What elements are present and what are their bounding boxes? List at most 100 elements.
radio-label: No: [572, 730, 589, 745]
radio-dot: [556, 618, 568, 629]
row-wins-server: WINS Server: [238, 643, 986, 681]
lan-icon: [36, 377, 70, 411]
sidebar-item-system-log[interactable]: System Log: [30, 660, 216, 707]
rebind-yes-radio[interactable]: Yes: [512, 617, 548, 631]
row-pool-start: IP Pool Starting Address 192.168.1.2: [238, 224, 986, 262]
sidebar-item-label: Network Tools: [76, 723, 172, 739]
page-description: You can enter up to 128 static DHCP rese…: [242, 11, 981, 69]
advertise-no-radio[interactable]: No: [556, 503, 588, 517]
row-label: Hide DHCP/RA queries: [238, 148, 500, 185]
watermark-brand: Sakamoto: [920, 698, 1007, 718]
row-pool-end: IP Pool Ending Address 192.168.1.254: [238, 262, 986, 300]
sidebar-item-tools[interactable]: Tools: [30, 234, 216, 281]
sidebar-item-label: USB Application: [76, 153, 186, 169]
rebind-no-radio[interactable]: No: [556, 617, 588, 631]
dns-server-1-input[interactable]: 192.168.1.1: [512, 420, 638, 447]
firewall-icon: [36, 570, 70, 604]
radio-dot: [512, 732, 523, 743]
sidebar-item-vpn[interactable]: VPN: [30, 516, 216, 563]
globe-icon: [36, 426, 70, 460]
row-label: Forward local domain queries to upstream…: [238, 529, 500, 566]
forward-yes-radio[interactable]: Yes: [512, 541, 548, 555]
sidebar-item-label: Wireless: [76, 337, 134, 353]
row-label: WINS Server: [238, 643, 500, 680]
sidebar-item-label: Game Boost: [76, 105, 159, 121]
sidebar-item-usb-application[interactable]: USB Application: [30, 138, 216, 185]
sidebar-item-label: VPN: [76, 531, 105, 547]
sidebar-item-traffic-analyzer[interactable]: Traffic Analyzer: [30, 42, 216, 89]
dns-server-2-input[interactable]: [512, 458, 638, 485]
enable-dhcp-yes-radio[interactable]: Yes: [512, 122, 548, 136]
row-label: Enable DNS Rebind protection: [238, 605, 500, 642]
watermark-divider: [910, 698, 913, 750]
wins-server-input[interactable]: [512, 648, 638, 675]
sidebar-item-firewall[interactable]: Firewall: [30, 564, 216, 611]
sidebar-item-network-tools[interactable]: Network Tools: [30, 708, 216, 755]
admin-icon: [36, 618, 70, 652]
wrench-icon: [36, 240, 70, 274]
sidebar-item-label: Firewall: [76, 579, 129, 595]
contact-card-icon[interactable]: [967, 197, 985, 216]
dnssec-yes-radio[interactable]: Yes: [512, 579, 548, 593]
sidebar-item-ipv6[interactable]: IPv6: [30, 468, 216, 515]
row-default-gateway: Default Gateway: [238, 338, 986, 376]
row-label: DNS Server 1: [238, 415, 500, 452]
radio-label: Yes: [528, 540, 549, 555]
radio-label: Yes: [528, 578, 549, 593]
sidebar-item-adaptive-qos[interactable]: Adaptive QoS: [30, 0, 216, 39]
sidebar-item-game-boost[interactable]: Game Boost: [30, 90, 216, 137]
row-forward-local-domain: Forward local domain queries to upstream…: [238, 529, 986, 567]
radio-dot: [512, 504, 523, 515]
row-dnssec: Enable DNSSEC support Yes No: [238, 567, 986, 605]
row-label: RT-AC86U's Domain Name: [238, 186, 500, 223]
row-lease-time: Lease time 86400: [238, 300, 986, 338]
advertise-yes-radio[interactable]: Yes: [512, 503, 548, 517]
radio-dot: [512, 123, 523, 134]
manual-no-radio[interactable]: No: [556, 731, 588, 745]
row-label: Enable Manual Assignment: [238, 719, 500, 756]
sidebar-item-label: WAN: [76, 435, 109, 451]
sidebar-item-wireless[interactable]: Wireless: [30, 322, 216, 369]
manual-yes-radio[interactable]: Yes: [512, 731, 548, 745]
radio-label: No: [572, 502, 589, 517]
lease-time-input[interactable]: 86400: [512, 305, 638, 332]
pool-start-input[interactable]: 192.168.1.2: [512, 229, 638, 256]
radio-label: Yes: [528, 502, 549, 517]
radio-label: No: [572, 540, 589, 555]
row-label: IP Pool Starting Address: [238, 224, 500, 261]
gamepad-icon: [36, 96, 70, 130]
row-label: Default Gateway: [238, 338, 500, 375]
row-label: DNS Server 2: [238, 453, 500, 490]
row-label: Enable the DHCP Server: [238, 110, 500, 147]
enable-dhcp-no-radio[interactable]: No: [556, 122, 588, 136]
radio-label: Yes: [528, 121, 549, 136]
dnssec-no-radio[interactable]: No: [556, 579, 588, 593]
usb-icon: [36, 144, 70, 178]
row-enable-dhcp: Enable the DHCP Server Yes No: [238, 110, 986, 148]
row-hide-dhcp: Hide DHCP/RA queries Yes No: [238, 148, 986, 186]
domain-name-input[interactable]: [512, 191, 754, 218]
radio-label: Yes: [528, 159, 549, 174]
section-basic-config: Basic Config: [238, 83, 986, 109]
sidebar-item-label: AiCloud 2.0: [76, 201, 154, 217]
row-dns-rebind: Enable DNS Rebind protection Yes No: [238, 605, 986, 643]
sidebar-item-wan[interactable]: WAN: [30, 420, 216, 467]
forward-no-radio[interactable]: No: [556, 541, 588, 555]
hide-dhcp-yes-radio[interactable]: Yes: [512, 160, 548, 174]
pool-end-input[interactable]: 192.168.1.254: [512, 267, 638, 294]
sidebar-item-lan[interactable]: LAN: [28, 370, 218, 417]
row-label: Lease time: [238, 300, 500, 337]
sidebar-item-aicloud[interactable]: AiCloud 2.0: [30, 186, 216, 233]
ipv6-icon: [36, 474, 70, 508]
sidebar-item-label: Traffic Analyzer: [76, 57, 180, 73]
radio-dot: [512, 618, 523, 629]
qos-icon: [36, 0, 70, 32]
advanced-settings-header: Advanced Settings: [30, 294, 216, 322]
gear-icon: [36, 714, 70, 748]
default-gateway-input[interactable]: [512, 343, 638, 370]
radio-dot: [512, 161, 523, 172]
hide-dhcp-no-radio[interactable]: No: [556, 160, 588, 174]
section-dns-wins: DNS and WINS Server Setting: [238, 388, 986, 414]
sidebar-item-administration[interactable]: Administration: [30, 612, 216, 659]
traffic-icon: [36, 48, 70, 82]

» To do: Reproduce all of the records above, substituting "DHCP Pool Start Address" for "IP Pool Starting Address" wherever it occurs and leaving everything else unchanged.

» Exercise solution:
What elements are present and what are their bounding boxes? List at most 100 elements.
radio-label: No: [572, 730, 589, 745]
radio-dot: [556, 618, 568, 629]
row-wins-server: WINS Server: [238, 643, 986, 681]
lan-icon: [36, 377, 70, 411]
sidebar-item-system-log[interactable]: System Log: [30, 660, 216, 707]
rebind-yes-radio[interactable]: Yes: [512, 617, 548, 631]
row-pool-start: DHCP Pool Start Address 192.168.1.2: [238, 224, 986, 262]
sidebar-item-label: Network Tools: [76, 723, 172, 739]
page-description: You can enter up to 128 static DHCP rese…: [242, 11, 981, 69]
advertise-no-radio[interactable]: No: [556, 503, 588, 517]
row-label: Hide DHCP/RA queries: [238, 148, 500, 185]
watermark-brand: Sakamoto: [920, 698, 1007, 718]
row-pool-end: IP Pool Ending Address 192.168.1.254: [238, 262, 986, 300]
sidebar-item-tools[interactable]: Tools: [30, 234, 216, 281]
sidebar-item-label: USB Application: [76, 153, 186, 169]
rebind-no-radio[interactable]: No: [556, 617, 588, 631]
dns-server-1-input[interactable]: 192.168.1.1: [512, 420, 638, 447]
firewall-icon: [36, 570, 70, 604]
radio-dot: [512, 732, 523, 743]
sidebar-item-vpn[interactable]: VPN: [30, 516, 216, 563]
globe-icon: [36, 426, 70, 460]
row-label: Forward local domain queries to upstream…: [238, 529, 500, 566]
forward-yes-radio[interactable]: Yes: [512, 541, 548, 555]
sidebar-item-label: Wireless: [76, 337, 134, 353]
row-label: WINS Server: [238, 643, 500, 680]
sidebar-item-label: Game Boost: [76, 105, 159, 121]
sidebar-item-usb-application[interactable]: USB Application: [30, 138, 216, 185]
sidebar-item-label: VPN: [76, 531, 105, 547]
sidebar-item-traffic-analyzer[interactable]: Traffic Analyzer: [30, 42, 216, 89]
dns-server-2-input[interactable]: [512, 458, 638, 485]
enable-dhcp-yes-radio[interactable]: Yes: [512, 122, 548, 136]
row-label: Enable DNS Rebind protection: [238, 605, 500, 642]
watermark-divider: [910, 698, 913, 750]
wins-server-input[interactable]: [512, 648, 638, 675]
sidebar-item-firewall[interactable]: Firewall: [30, 564, 216, 611]
sidebar-item-network-tools[interactable]: Network Tools: [30, 708, 216, 755]
admin-icon: [36, 618, 70, 652]
wrench-icon: [36, 240, 70, 274]
sidebar-item-label: Firewall: [76, 579, 129, 595]
contact-card-icon[interactable]: [967, 197, 985, 216]
dnssec-yes-radio[interactable]: Yes: [512, 579, 548, 593]
sidebar-item-ipv6[interactable]: IPv6: [30, 468, 216, 515]
row-default-gateway: Default Gateway: [238, 338, 986, 376]
row-label: DNS Server 1: [238, 415, 500, 452]
radio-label: Yes: [528, 540, 549, 555]
radio-label: Yes: [528, 578, 549, 593]
sidebar-item-adaptive-qos[interactable]: Adaptive QoS: [30, 0, 216, 39]
sidebar-item-game-boost[interactable]: Game Boost: [30, 90, 216, 137]
row-forward-local-domain: Forward local domain queries to upstream…: [238, 529, 986, 567]
radio-dot: [512, 504, 523, 515]
row-dnssec: Enable DNSSEC support Yes No: [238, 567, 986, 605]
row-label: RT-AC86U's Domain Name: [238, 186, 500, 223]
row-lease-time: Lease time 86400: [238, 300, 986, 338]
advertise-yes-radio[interactable]: Yes: [512, 503, 548, 517]
radio-dot: [512, 123, 523, 134]
manual-no-radio[interactable]: No: [556, 731, 588, 745]
row-label: Enable Manual Assignment: [238, 719, 500, 756]
sidebar-item-label: WAN: [76, 435, 109, 451]
sidebar-item-wireless[interactable]: Wireless: [30, 322, 216, 369]
manual-yes-radio[interactable]: Yes: [512, 731, 548, 745]
radio-label: No: [572, 502, 589, 517]
lease-time-input[interactable]: 86400: [512, 305, 638, 332]
pool-start-input[interactable]: 192.168.1.2: [512, 229, 638, 256]
radio-label: Yes: [528, 502, 549, 517]
radio-label: No: [572, 540, 589, 555]
row-label: DHCP Pool Start Address: [238, 224, 500, 261]
gamepad-icon: [36, 96, 70, 130]
row-label: Default Gateway: [238, 338, 500, 375]
row-label: DNS Server 2: [238, 453, 500, 490]
row-label: Enable the DHCP Server: [238, 110, 500, 147]
enable-dhcp-no-radio[interactable]: No: [556, 122, 588, 136]
radio-label: Yes: [528, 121, 549, 136]
dnssec-no-radio[interactable]: No: [556, 579, 588, 593]
usb-icon: [36, 144, 70, 178]
row-enable-dhcp: Enable the DHCP Server Yes No: [238, 110, 986, 148]
row-hide-dhcp: Hide DHCP/RA queries Yes No: [238, 148, 986, 186]
domain-name-input[interactable]: [512, 191, 754, 218]
radio-label: Yes: [528, 159, 549, 174]
section-basic-config: Basic Config: [238, 83, 986, 109]
sidebar-item-label: AiCloud 2.0: [76, 201, 154, 217]
row-dns-rebind: Enable DNS Rebind protection Yes No: [238, 605, 986, 643]
sidebar-item-wan[interactable]: WAN: [30, 420, 216, 467]
forward-no-radio[interactable]: No: [556, 541, 588, 555]
hide-dhcp-yes-radio[interactable]: Yes: [512, 160, 548, 174]
pool-end-input[interactable]: 192.168.1.254: [512, 267, 638, 294]
sidebar-item-lan[interactable]: LAN: [28, 370, 218, 417]
row-label: Lease time: [238, 300, 500, 337]
sidebar-item-aicloud[interactable]: AiCloud 2.0: [30, 186, 216, 233]
ipv6-icon: [36, 474, 70, 508]
sidebar-item-label: Traffic Analyzer: [76, 57, 180, 73]
radio-dot: [512, 618, 523, 629]
qos-icon: [36, 0, 70, 32]
advanced-settings-header: Advanced Settings: [30, 294, 216, 322]
gear-icon: [36, 714, 70, 748]
default-gateway-input[interactable]: [512, 343, 638, 370]
radio-dot: [512, 161, 523, 172]
hide-dhcp-no-radio[interactable]: No: [556, 160, 588, 174]
section-dns-wins: DNS and WINS Server Setting: [238, 388, 986, 414]
sidebar-item-administration[interactable]: Administration: [30, 612, 216, 659]
traffic-icon: [36, 48, 70, 82]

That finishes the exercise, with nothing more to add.